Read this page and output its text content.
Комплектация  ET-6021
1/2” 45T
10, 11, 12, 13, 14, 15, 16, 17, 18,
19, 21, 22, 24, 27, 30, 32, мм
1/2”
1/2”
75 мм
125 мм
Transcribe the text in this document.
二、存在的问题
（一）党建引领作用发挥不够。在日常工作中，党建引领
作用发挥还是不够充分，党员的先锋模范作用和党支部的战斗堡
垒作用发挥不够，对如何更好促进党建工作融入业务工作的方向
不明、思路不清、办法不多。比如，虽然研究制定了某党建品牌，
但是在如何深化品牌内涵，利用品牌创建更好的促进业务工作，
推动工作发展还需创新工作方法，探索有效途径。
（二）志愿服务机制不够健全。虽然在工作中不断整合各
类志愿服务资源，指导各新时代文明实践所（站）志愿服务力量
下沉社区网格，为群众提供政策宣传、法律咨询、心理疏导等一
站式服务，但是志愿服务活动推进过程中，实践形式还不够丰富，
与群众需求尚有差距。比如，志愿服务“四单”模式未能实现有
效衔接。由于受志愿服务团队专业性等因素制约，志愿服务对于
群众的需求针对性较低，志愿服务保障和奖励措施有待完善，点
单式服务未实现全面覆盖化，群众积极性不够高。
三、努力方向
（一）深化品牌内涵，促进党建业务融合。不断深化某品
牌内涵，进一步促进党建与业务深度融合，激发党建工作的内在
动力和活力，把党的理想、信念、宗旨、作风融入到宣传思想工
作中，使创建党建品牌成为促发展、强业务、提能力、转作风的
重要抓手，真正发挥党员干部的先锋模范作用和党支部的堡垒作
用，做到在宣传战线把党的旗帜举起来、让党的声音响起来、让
▬▬▬
### THE TASK
Write all of the records out again exactly.

### RESPONSE FOR THIS EXERCISE
Read this page and output its text content.
Комплектация  ET-6021
1/2” 45T
10, 11, 12, 13, 14, 15, 16, 17, 18,
19, 21, 22, 24, 27, 30, 32, мм
1/2”
1/2”
75 мм
125 мм
Transcribe the text in this document.
二、存在的问题
（一）党建引领作用发挥不够。在日常工作中，党建引领
作用发挥还是不够充分，党员的先锋模范作用和党支部的战斗堡
垒作用发挥不够，对如何更好促进党建工作融入业务工作的方向
不明、思路不清、办法不多。比如，虽然研究制定了某党建品牌，
但是在如何深化品牌内涵，利用品牌创建更好的促进业务工作，
推动工作发展还需创新工作方法，探索有效途径。
（二）志愿服务机制不够健全。虽然在工作中不断整合各
类志愿服务资源，指导各新时代文明实践所（站）志愿服务力量
下沉社区网格，为群众提供政策宣传、法律咨询、心理疏导等一
站式服务，但是志愿服务活动推进过程中，实践形式还不够丰富，
与群众需求尚有差距。比如，志愿服务“四单”模式未能实现有
效衔接。由于受志愿服务团队专业性等因素制约，志愿服务对于
群众的需求针对性较低，志愿服务保障和奖励措施有待完善，点
单式服务未实现全面覆盖化，群众积极性不够高。
三、努力方向
（一）深化品牌内涵，促进党建业务融合。不断深化某品
牌内涵，进一步促进党建与业务深度融合，激发党建工作的内在
动力和活力，把党的理想、信念、宗旨、作风融入到宣传思想工
作中，使创建党建品牌成为促发展、强业务、提能力、转作风的
重要抓手，真正发挥党员干部的先锋模范作用和党支部的堡垒作
用，做到在宣传战线把党的旗帜举起来、让党的声音响起来、让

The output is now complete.